• **Stated task**
Write the records below out in full, character for character, with no pictures.

• **Provided information**
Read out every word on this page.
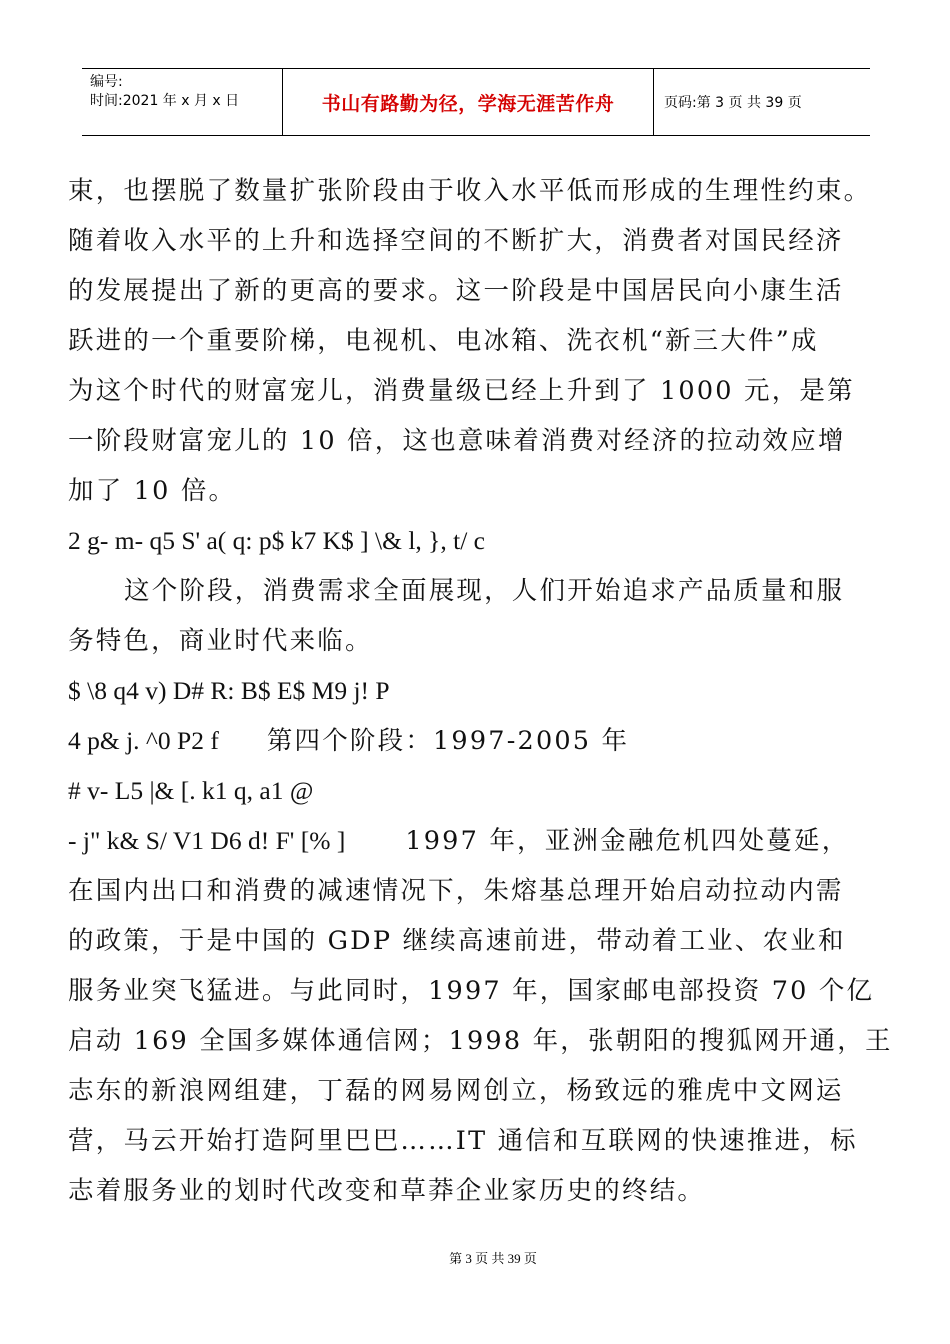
编号:
时间:2021 年 x 月 x 日	书山有路勤为径，学海无涯苦作舟	页码:第 3 页 共 39 页
束，也摆脱了数量扩张阶段由于收入水平低而形成的生理性约束。
随着收入水平的上升和选择空间的不断扩大，消费者对国民经济
的发展提出了新的更高的要求。这一阶段是中国居民向小康生活
跃进的一个重要阶梯，电视机、电冰箱、洗衣机“新三大件”成
为这个时代的财富宠儿，消费量级已经上升到了 1000 元，是第
一阶段财富宠儿的 10 倍，这也意味着消费对经济的拉动效应增
加了 10 倍。
2 g- m- q5 S' a( q: p$ k7 K$ ] \& l, }, t/ c
这个阶段，消费需求全面展现，人们开始追求产品质量和服
务特色，商业时代来临。
$ \8 q4 v) D# R: B$ E$ M9 j! P
4 p& j. ^0 P2 f 第四个阶段：1997-2005 年
# v- L5 |& [. k1 q, a1 @
- j" k& S/ V1 D6 d! F' [% ] 1997 年，亚洲金融危机四处蔓延，
在国内出口和消费的减速情况下，朱熔基总理开始启动拉动内需
的政策，于是中国的 GDP 继续高速前进，带动着工业、农业和
服务业突飞猛进。与此同时，1997 年，国家邮电部投资 70 个亿
启动 169 全国多媒体通信网；1998 年，张朝阳的搜狐网开通，王
志东的新浪网组建，丁磊的网易网创立，杨致远的雅虎中文网运
营，马云开始打造阿里巴巴……IT 通信和互联网的快速推进，标
志着服务业的划时代改变和草莽企业家历史的终结。
第 3 页 共 39 页
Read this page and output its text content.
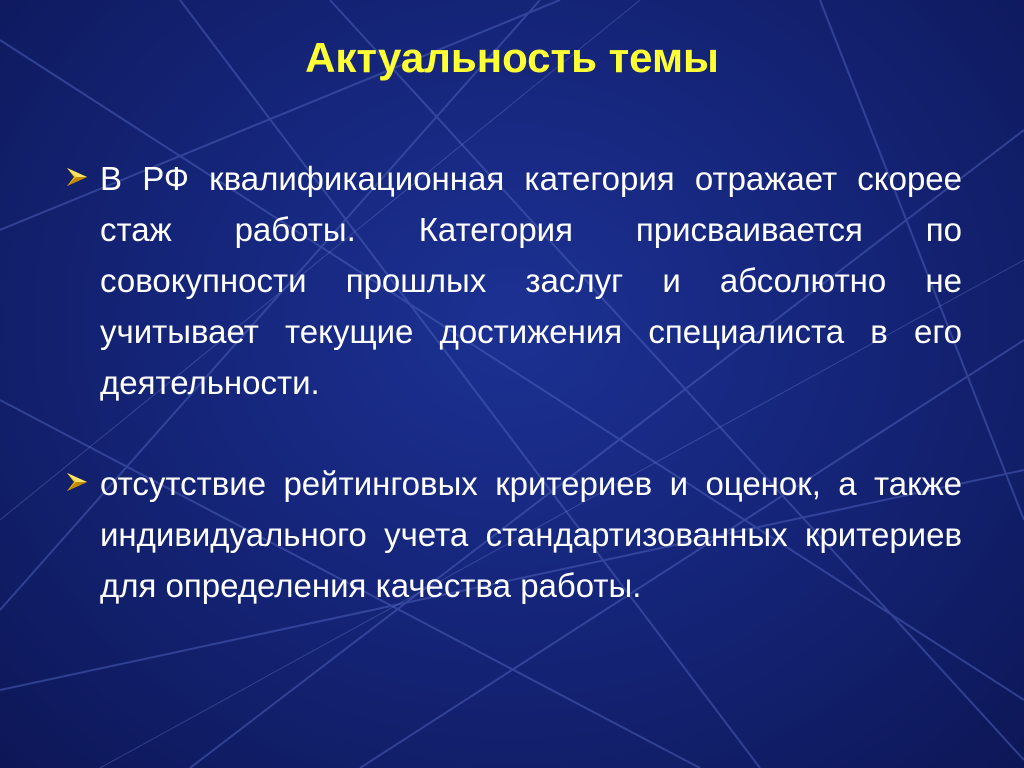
Актуальность темы

В РФ квалификационная категория отражает скорее стаж работы. Категория присваивается по совокупности прошлых заслуг и абсолютно не учитывает текущие достижения специалиста в его деятельности.

отсутствие рейтинговых критериев и оценок, а также индивидуального учета стандартизованных критериев для определения качества работы.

• **The solution**
Read out every word on this page.
编号:
时间:2021 年 x 月 x 日	书山有路勤为径，学海无涯苦作舟	页码:第 3 页 共 39 页
束，也摆脱了数量扩张阶段由于收入水平低而形成的生理性约束。
随着收入水平的上升和选择空间的不断扩大，消费者对国民经济
的发展提出了新的更高的要求。这一阶段是中国居民向小康生活
跃进的一个重要阶梯，电视机、电冰箱、洗衣机“新三大件”成
为这个时代的财富宠儿，消费量级已经上升到了 1000 元，是第
一阶段财富宠儿的 10 倍，这也意味着消费对经济的拉动效应增
加了 10 倍。
2 g- m- q5 S' a( q: p$ k7 K$ ] \& l, }, t/ c
这个阶段，消费需求全面展现，人们开始追求产品质量和服
务特色，商业时代来临。
$ \8 q4 v) D# R: B$ E$ M9 j! P
4 p& j. ^0 P2 f 第四个阶段：1997-2005 年
# v- L5 |& [. k1 q, a1 @
- j" k& S/ V1 D6 d! F' [% ] 1997 年，亚洲金融危机四处蔓延，
在国内出口和消费的减速情况下，朱熔基总理开始启动拉动内需
的政策，于是中国的 GDP 继续高速前进，带动着工业、农业和
服务业突飞猛进。与此同时，1997 年，国家邮电部投资 70 个亿
启动 169 全国多媒体通信网；1998 年，张朝阳的搜狐网开通，王
志东的新浪网组建，丁磊的网易网创立，杨致远的雅虎中文网运
营，马云开始打造阿里巴巴……IT 通信和互联网的快速推进，标
志着服务业的划时代改变和草莽企业家历史的终结。
第 3 页 共 39 页
Read this page and output its text content.
Актуальность темы

В РФ квалификационная категория отражает скорее стаж работы. Категория присваивается по совокупности прошлых заслуг и абсолютно не учитывает текущие достижения специалиста в его деятельности.

отсутствие рейтинговых критериев и оценок, а также индивидуального учета стандартизованных критериев для определения качества работы.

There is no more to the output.